▶ **WORK TO COMPLETE**
Count lines with the string "heading" in them. State the number alone.
--- begin DATA SUPPLIED ---
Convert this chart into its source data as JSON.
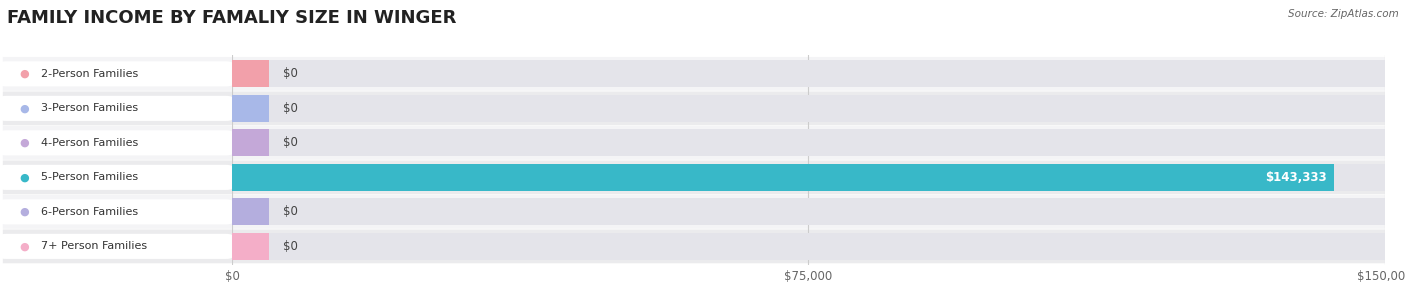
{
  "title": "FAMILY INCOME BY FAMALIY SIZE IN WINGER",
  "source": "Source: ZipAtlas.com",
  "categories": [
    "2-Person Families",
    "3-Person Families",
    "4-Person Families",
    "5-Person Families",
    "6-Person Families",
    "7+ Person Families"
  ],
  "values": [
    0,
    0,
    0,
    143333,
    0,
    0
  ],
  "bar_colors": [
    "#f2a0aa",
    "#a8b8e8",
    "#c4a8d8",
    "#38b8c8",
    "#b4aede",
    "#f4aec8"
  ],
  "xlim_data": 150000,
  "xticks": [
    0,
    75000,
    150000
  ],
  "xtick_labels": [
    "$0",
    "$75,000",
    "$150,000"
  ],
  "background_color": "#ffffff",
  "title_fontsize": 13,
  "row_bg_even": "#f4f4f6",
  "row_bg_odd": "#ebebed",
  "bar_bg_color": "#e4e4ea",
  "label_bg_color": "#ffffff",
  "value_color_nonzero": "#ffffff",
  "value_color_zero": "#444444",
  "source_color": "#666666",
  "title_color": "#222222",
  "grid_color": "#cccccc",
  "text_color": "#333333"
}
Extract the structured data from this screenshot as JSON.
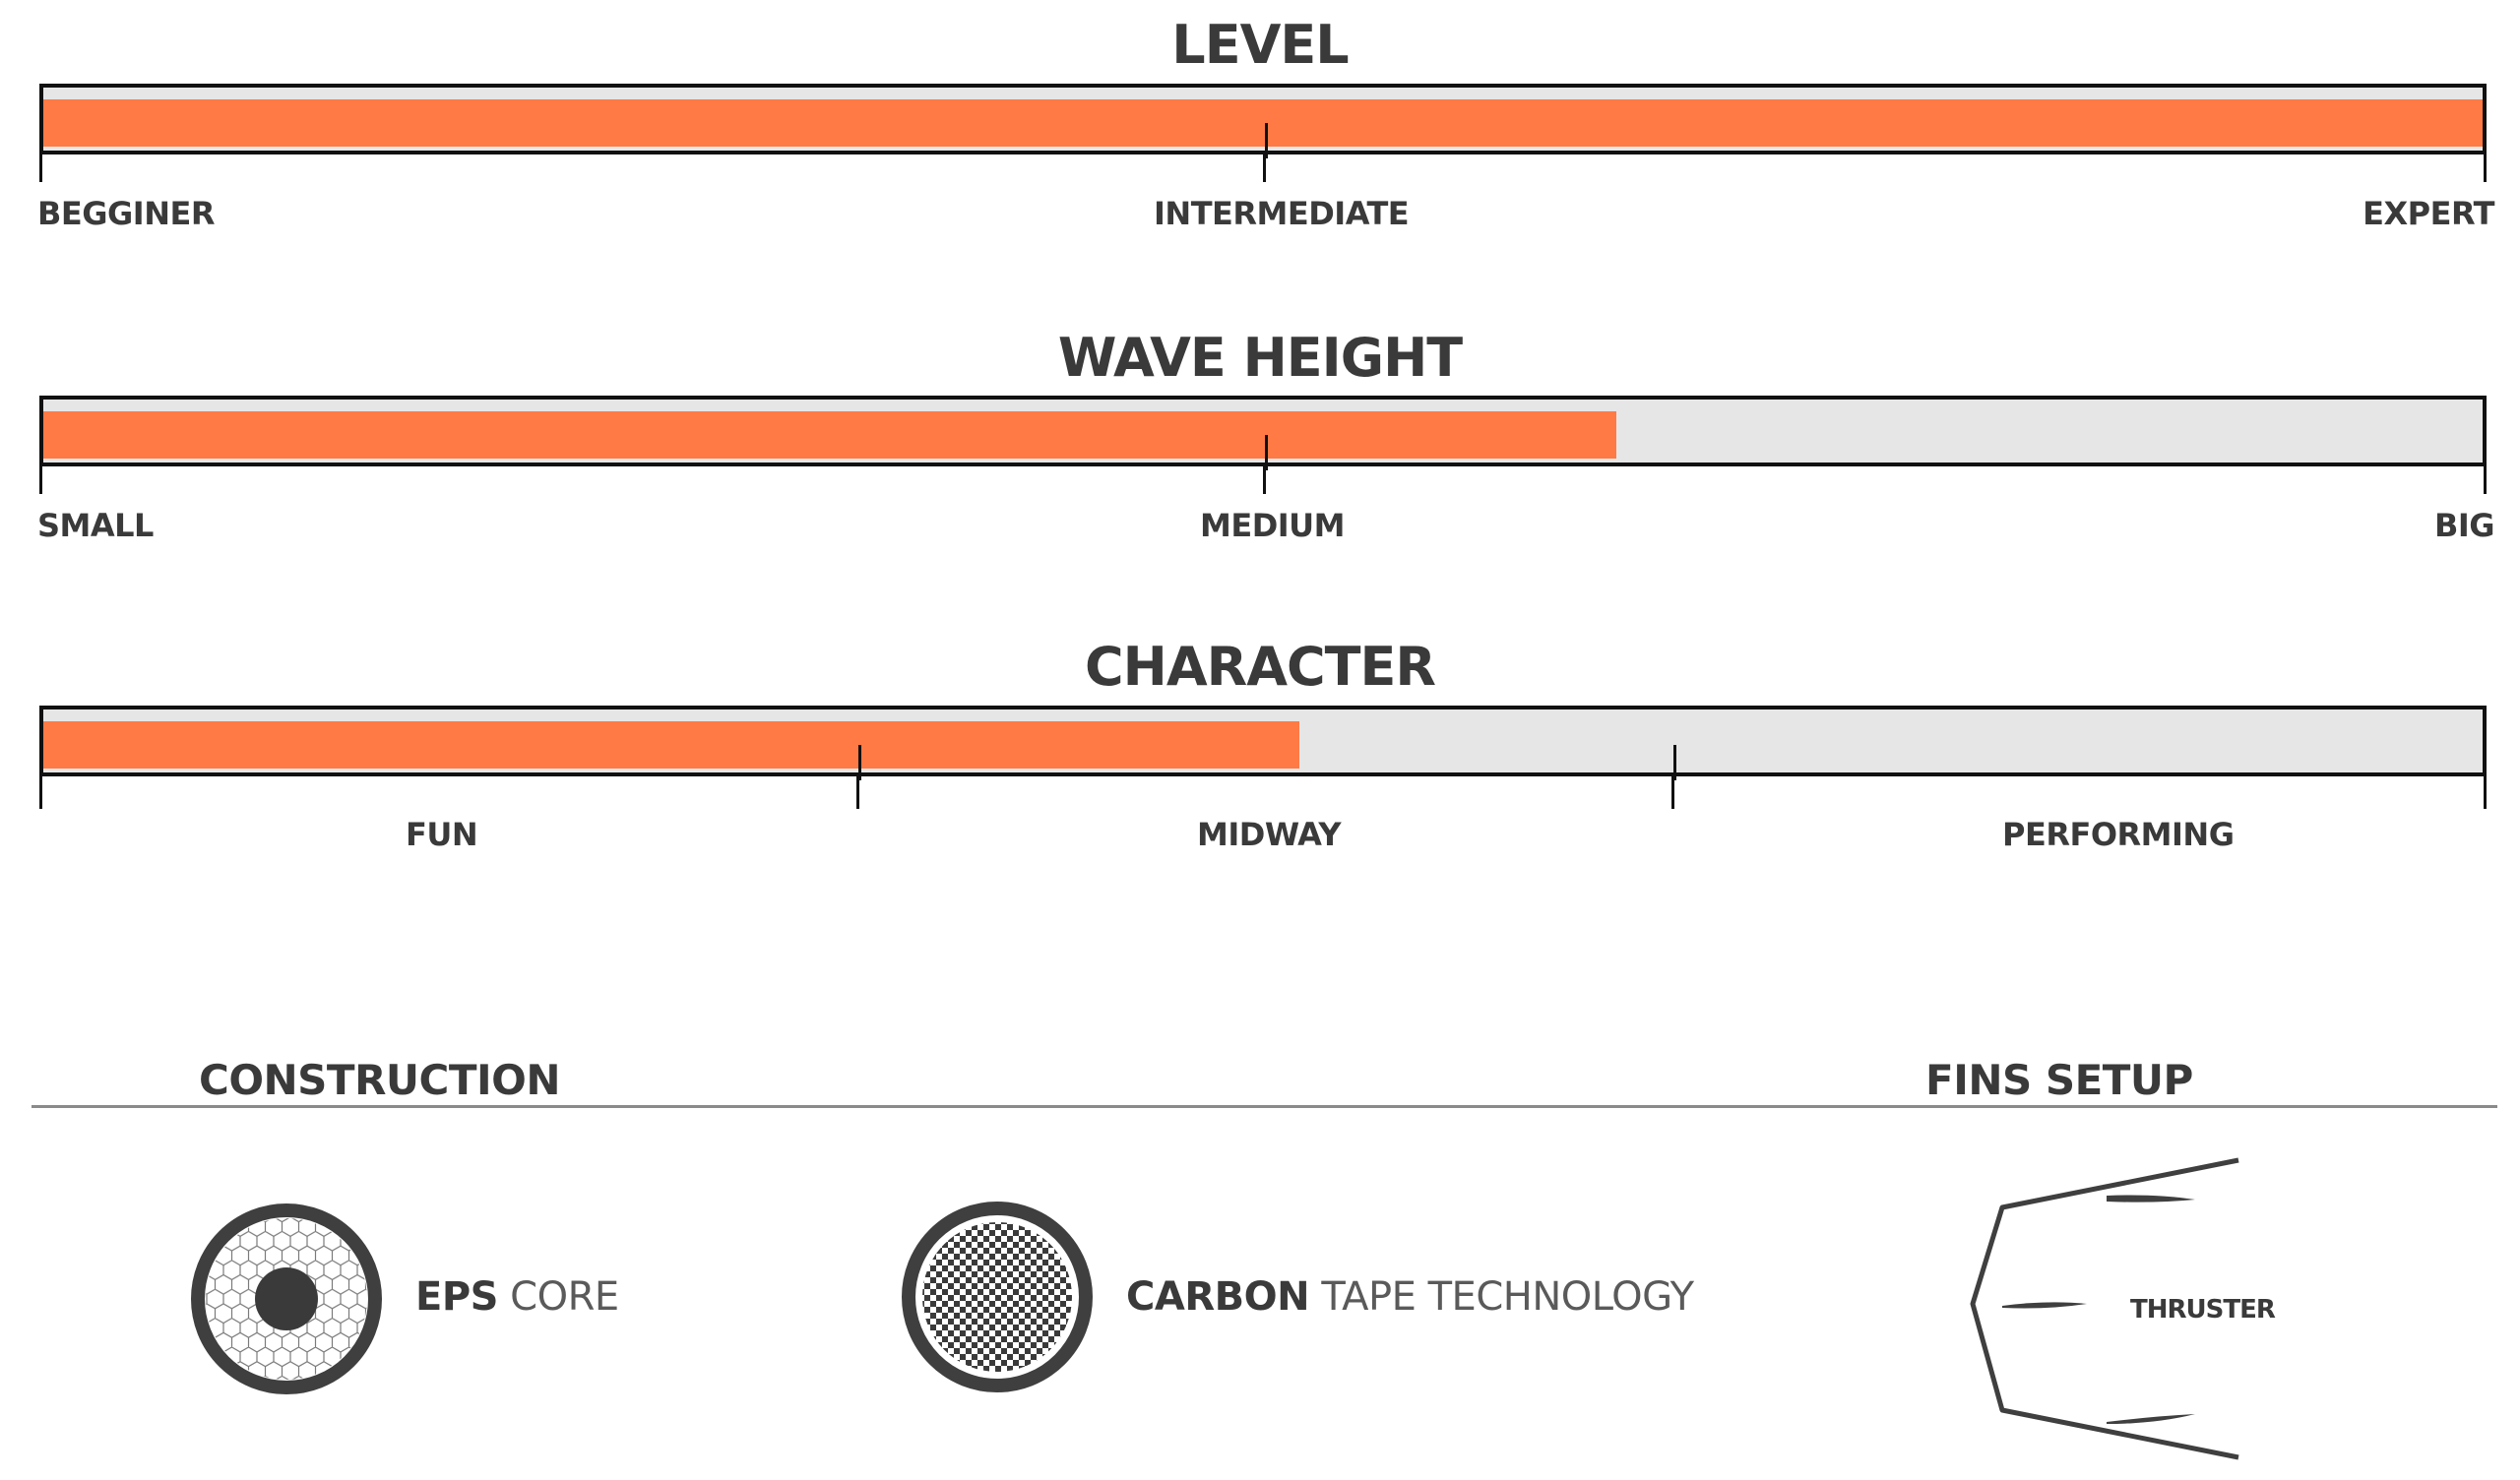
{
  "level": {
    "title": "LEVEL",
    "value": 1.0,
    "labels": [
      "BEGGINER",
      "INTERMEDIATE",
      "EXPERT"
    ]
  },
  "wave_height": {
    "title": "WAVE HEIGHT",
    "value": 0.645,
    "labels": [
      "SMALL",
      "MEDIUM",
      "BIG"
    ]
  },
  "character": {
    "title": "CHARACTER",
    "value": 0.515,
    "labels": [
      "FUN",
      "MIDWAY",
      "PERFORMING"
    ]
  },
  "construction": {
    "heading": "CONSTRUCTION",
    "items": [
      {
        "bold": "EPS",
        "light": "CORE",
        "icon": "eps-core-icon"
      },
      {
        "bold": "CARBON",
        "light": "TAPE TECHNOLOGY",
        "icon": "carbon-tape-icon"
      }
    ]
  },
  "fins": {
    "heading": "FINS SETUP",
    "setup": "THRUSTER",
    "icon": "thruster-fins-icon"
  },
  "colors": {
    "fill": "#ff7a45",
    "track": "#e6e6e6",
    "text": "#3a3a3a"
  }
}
--- end DATA SUPPLIED ---
▶ **SOLUTION FOR THIS PROBLEM**
2